▶ [WRITTEN PROBLEM] Keep the pictures out and restate every record exactly.

▶ [RECORD EXTRACTS]
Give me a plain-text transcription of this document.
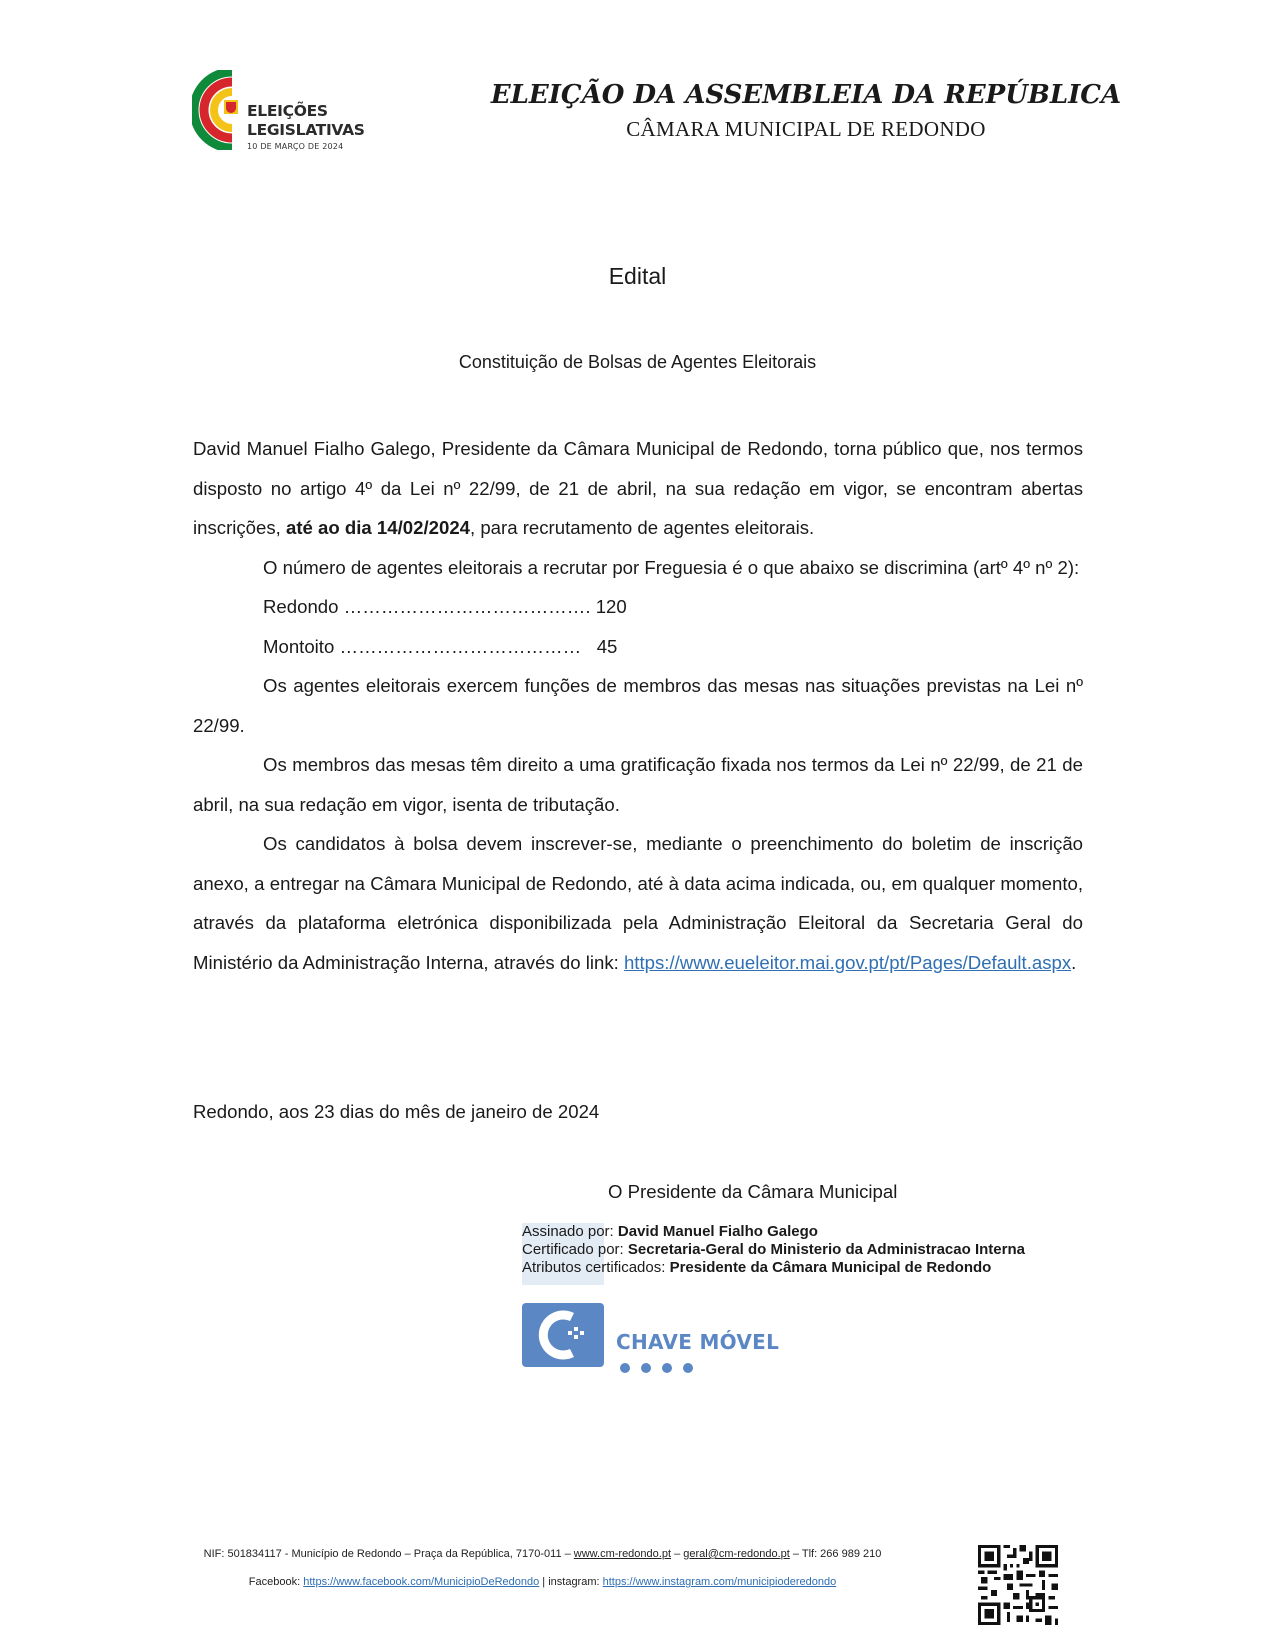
ELEIÇÕES
LEGISLATIVAS
10 DE MARÇO DE 2024
ELEIÇÃO DA ASSEMBLEIA DA REPÚBLICA
CÂMARA MUNICIPAL DE REDONDO
Edital
Constituição de Bolsas de Agentes Eleitorais

David Manuel Fialho Galego, Presidente da Câmara Municipal de Redondo, torna público que, nos termos disposto no artigo 4º da Lei nº 22/99, de 21 de abril, na sua redação em vigor, se encontram abertas inscrições, até ao dia 14/02/2024, para recrutamento de agentes eleitorais.

O número de agentes eleitorais a recrutar por Freguesia é o que abaixo se discrimina (artº 4º nº 2):

Redondo …………………………………. 120

Montoito ………………………………… 45

Os agentes eleitorais exercem funções de membros das mesas nas situações previstas na Lei nº 22/99.

Os membros das mesas têm direito a uma gratificação fixada nos termos da Lei nº 22/99, de 21 de abril, na sua redação em vigor, isenta de tributação.

Os candidatos à bolsa devem inscrever-se, mediante o preenchimento do boletim de inscrição anexo, a entregar na Câmara Municipal de Redondo, até à data acima indicada, ou, em qualquer momento, através da plataforma eletrónica disponibilizada pela Administração Eleitoral da Secretaria Geral do Ministério da Administração Interna, através do link: https://www.eueleitor.mai.gov.pt/pt/Pages/Default.aspx.

Redondo, aos 23 dias do mês de janeiro de 2024
O Presidente da Câmara Municipal
Assinado por: David Manuel Fialho Galego
Certificado por: Secretaria-Geral do Ministerio da Administracao Interna
Atributos certificados: Presidente da Câmara Municipal de Redondo
CHAVE MÓVEL
NIF: 501834117 - Município de Redondo – Praça da República, 7170-011 – www.cm-redondo.pt – geral@cm-redondo.pt – Tlf: 266 989 210
Facebook: https://www.facebook.com/MunicipioDeRedondo | instagram: https://www.instagram.com/municipioderedondo
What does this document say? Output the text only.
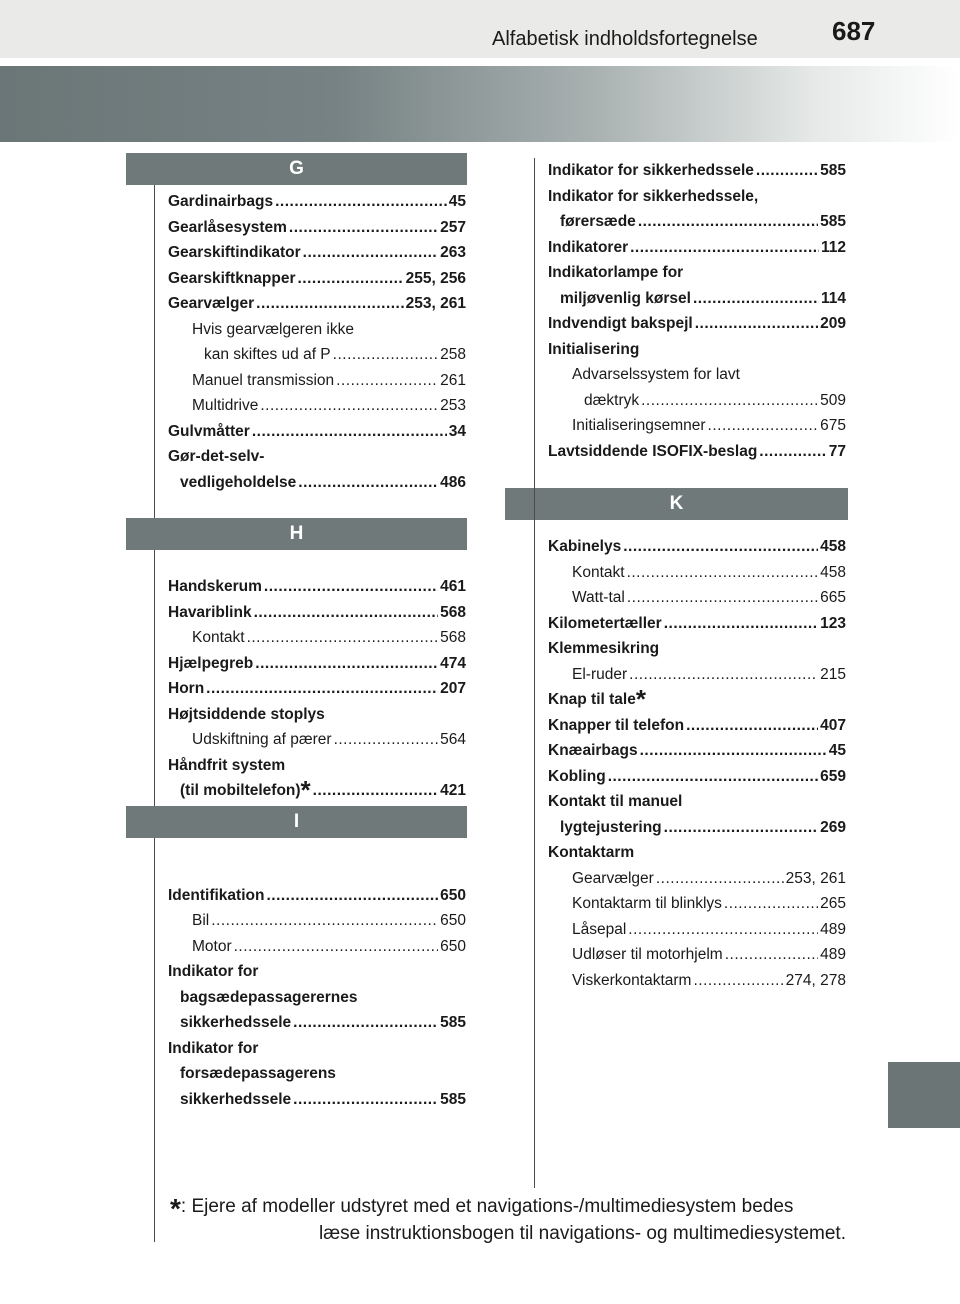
Alfabetisk indholdsfortegnelse	687
G
H
I
K
Gardinairbags .....	45
Gearlåsesystem .....	257
Gearskiftindikator .....	263
Gearskiftknapper .....	255, 256
Gearvælger .....	253, 261
Hvis gearvælgeren ikke
kan skiftes ud af P .....	258
Manuel transmission .....	261
Multidrive .....	253
Gulvmåtter .....	34
Gør-det-selv-
vedligeholdelse .....	486
Handskerum .....	461
Havariblink .....	568
Kontakt .....	568
Hjælpegreb .....	474
Horn .....	207
Højtsiddende stoplys
Udskiftning af pærer .....	564
Håndfrit system
(til mobiltelefon)* .....	421
Identifikation .....	650
Bil .....	650
Motor .....	650
Indikator for
bagsædepassagerernes
sikkerhedssele .....	585
Indikator for
forsædepassagerens
sikkerhedssele .....	585
Indikator for sikkerhedssele .....	585
Indikator for sikkerhedssele,
førersæde .....	585
Indikatorer .....	112
Indikatorlampe for
miljøvenlig kørsel .....	114
Indvendigt bakspejl .....	209
Initialisering
Advarselssystem for lavt
dæktryk .....	509
Initialiseringsemner .....	675
Lavtsiddende ISOFIX-beslag .....	77
Kabinelys .....	458
Kontakt .....	458
Watt-tal .....	665
Kilometertæller .....	123
Klemmesikring
El-ruder .....	215
Knap til tale*
Knapper til telefon .....	407
Knæairbags .....	45
Kobling .....	659
Kontakt til manuel
lygtejustering .....	269
Kontaktarm
Gearvælger .....	253, 261
Kontaktarm til blinklys .....	265
Låsepal .....	489
Udløser til motorhjelm .....	489
Viskerkontaktarm .....	274, 278
*: Ejere af modeller udstyret med et navigations-/multimediesystem bedes
læse instruktionsbogen til navigations- og multimediesystemet.
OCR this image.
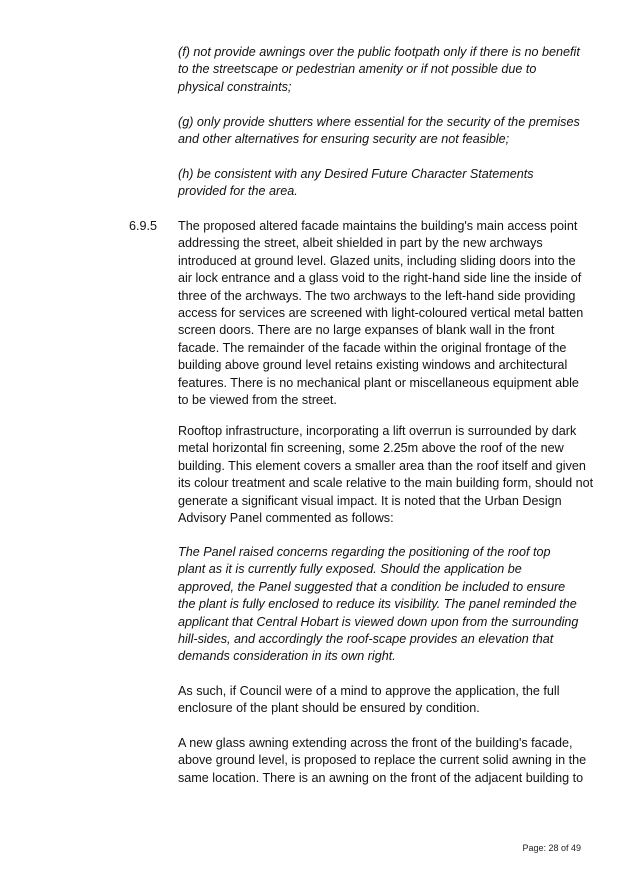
(f) not provide awnings over the public footpath only if there is no benefit
to the streetscape or pedestrian amenity or if not possible due to
physical constraints;
(g) only provide shutters where essential for the security of the premises
and other alternatives for ensuring security are not feasible;
(h) be consistent with any Desired Future Character Statements
provided for the area.
6.9.5 The proposed altered facade maintains the building's main access point
addressing the street, albeit shielded in part by the new archways
introduced at ground level. Glazed units, including sliding doors into the
air lock entrance and a glass void to the right-hand side line the inside of
three of the archways. The two archways to the left-hand side providing
access for services are screened with light-coloured vertical metal batten
screen doors. There are no large expanses of blank wall in the front
facade. The remainder of the facade within the original frontage of the
building above ground level retains existing windows and architectural
features. There is no mechanical plant or miscellaneous equipment able
to be viewed from the street.
Rooftop infrastructure, incorporating a lift overrun is surrounded by dark
metal horizontal fin screening, some 2.25m above the roof of the new
building. This element covers a smaller area than the roof itself and given
its colour treatment and scale relative to the main building form, should not
generate a significant visual impact. It is noted that the Urban Design
Advisory Panel commented as follows:
The Panel raised concerns regarding the positioning of the roof top
plant as it is currently fully exposed. Should the application be
approved, the Panel suggested that a condition be included to ensure
the plant is fully enclosed to reduce its visibility. The panel reminded the
applicant that Central Hobart is viewed down upon from the surrounding
hill-sides, and accordingly the roof-scape provides an elevation that
demands consideration in its own right.
As such, if Council were of a mind to approve the application, the full
enclosure of the plant should be ensured by condition.
A new glass awning extending across the front of the building's facade,
above ground level, is proposed to replace the current solid awning in the
same location. There is an awning on the front of the adjacent building to
Page: 28 of 49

▶ [ANSWER TO THE EXERCISE]
Give me a plain-text transcription of this document.
ELEIÇÕES
LEGISLATIVAS
10 DE MARÇO DE 2024
ELEIÇÃO DA ASSEMBLEIA DA REPÚBLICA
CÂMARA MUNICIPAL DE REDONDO
Edital
Constituição de Bolsas de Agentes Eleitorais

David Manuel Fialho Galego, Presidente da Câmara Municipal de Redondo, torna público que, nos termos disposto no artigo 4º da Lei nº 22/99, de 21 de abril, na sua redação em vigor, se encontram abertas inscrições, até ao dia 14/02/2024, para recrutamento de agentes eleitorais.

O número de agentes eleitorais a recrutar por Freguesia é o que abaixo se discrimina (artº 4º nº 2):

Redondo …………………………………. 120

Montoito ………………………………… 45

Os agentes eleitorais exercem funções de membros das mesas nas situações previstas na Lei nº 22/99.

Os membros das mesas têm direito a uma gratificação fixada nos termos da Lei nº 22/99, de 21 de abril, na sua redação em vigor, isenta de tributação.

Os candidatos à bolsa devem inscrever-se, mediante o preenchimento do boletim de inscrição anexo, a entregar na Câmara Municipal de Redondo, até à data acima indicada, ou, em qualquer momento, através da plataforma eletrónica disponibilizada pela Administração Eleitoral da Secretaria Geral do Ministério da Administração Interna, através do link: https://www.eueleitor.mai.gov.pt/pt/Pages/Default.aspx.

Redondo, aos 23 dias do mês de janeiro de 2024
O Presidente da Câmara Municipal
Assinado por: David Manuel Fialho Galego
Certificado por: Secretaria-Geral do Ministerio da Administracao Interna
Atributos certificados: Presidente da Câmara Municipal de Redondo
CHAVE MÓVEL
NIF: 501834117 - Município de Redondo – Praça da República, 7170-011 – www.cm-redondo.pt – geral@cm-redondo.pt – Tlf: 266 989 210
Facebook: https://www.facebook.com/MunicipioDeRedondo | instagram: https://www.instagram.com/municipioderedondo
What does this document say? Output the text only.
Alfabetisk indholdsfortegnelse	687
G
H
I
K
Gardinairbags .....	45
Gearlåsesystem .....	257
Gearskiftindikator .....	263
Gearskiftknapper .....	255, 256
Gearvælger .....	253, 261
Hvis gearvælgeren ikke
kan skiftes ud af P .....	258
Manuel transmission .....	261
Multidrive .....	253
Gulvmåtter .....	34
Gør-det-selv-
vedligeholdelse .....	486
Handskerum .....	461
Havariblink .....	568
Kontakt .....	568
Hjælpegreb .....	474
Horn .....	207
Højtsiddende stoplys
Udskiftning af pærer .....	564
Håndfrit system
(til mobiltelefon)* .....	421
Identifikation .....	650
Bil .....	650
Motor .....	650
Indikator for
bagsædepassagerernes
sikkerhedssele .....	585
Indikator for
forsædepassagerens
sikkerhedssele .....	585
Indikator for sikkerhedssele .....	585
Indikator for sikkerhedssele,
førersæde .....	585
Indikatorer .....	112
Indikatorlampe for
miljøvenlig kørsel .....	114
Indvendigt bakspejl .....	209
Initialisering
Advarselssystem for lavt
dæktryk .....	509
Initialiseringsemner .....	675
Lavtsiddende ISOFIX-beslag .....	77
Kabinelys .....	458
Kontakt .....	458
Watt-tal .....	665
Kilometertæller .....	123
Klemmesikring
El-ruder .....	215
Knap til tale*
Knapper til telefon .....	407
Knæairbags .....	45
Kobling .....	659
Kontakt til manuel
lygtejustering .....	269
Kontaktarm
Gearvælger .....	253, 261
Kontaktarm til blinklys .....	265
Låsepal .....	489
Udløser til motorhjelm .....	489
Viskerkontaktarm .....	274, 278
*: Ejere af modeller udstyret med et navigations-/multimediesystem bedes
læse instruktionsbogen til navigations- og multimediesystemet.
OCR this image.
(f) not provide awnings over the public footpath only if there is no benefit
to the streetscape or pedestrian amenity or if not possible due to
physical constraints;
(g) only provide shutters where essential for the security of the premises
and other alternatives for ensuring security are not feasible;
(h) be consistent with any Desired Future Character Statements
provided for the area.
6.9.5 The proposed altered facade maintains the building's main access point
addressing the street, albeit shielded in part by the new archways
introduced at ground level. Glazed units, including sliding doors into the
air lock entrance and a glass void to the right-hand side line the inside of
three of the archways. The two archways to the left-hand side providing
access for services are screened with light-coloured vertical metal batten
screen doors. There are no large expanses of blank wall in the front
facade. The remainder of the facade within the original frontage of the
building above ground level retains existing windows and architectural
features. There is no mechanical plant or miscellaneous equipment able
to be viewed from the street.
Rooftop infrastructure, incorporating a lift overrun is surrounded by dark
metal horizontal fin screening, some 2.25m above the roof of the new
building. This element covers a smaller area than the roof itself and given
its colour treatment and scale relative to the main building form, should not
generate a significant visual impact. It is noted that the Urban Design
Advisory Panel commented as follows:
The Panel raised concerns regarding the positioning of the roof top
plant as it is currently fully exposed. Should the application be
approved, the Panel suggested that a condition be included to ensure
the plant is fully enclosed to reduce its visibility. The panel reminded the
applicant that Central Hobart is viewed down upon from the surrounding
hill-sides, and accordingly the roof-scape provides an elevation that
demands consideration in its own right.
As such, if Council were of a mind to approve the application, the full
enclosure of the plant should be ensured by condition.
A new glass awning extending across the front of the building's facade,
above ground level, is proposed to replace the current solid awning in the
same location. There is an awning on the front of the adjacent building to
Page: 28 of 49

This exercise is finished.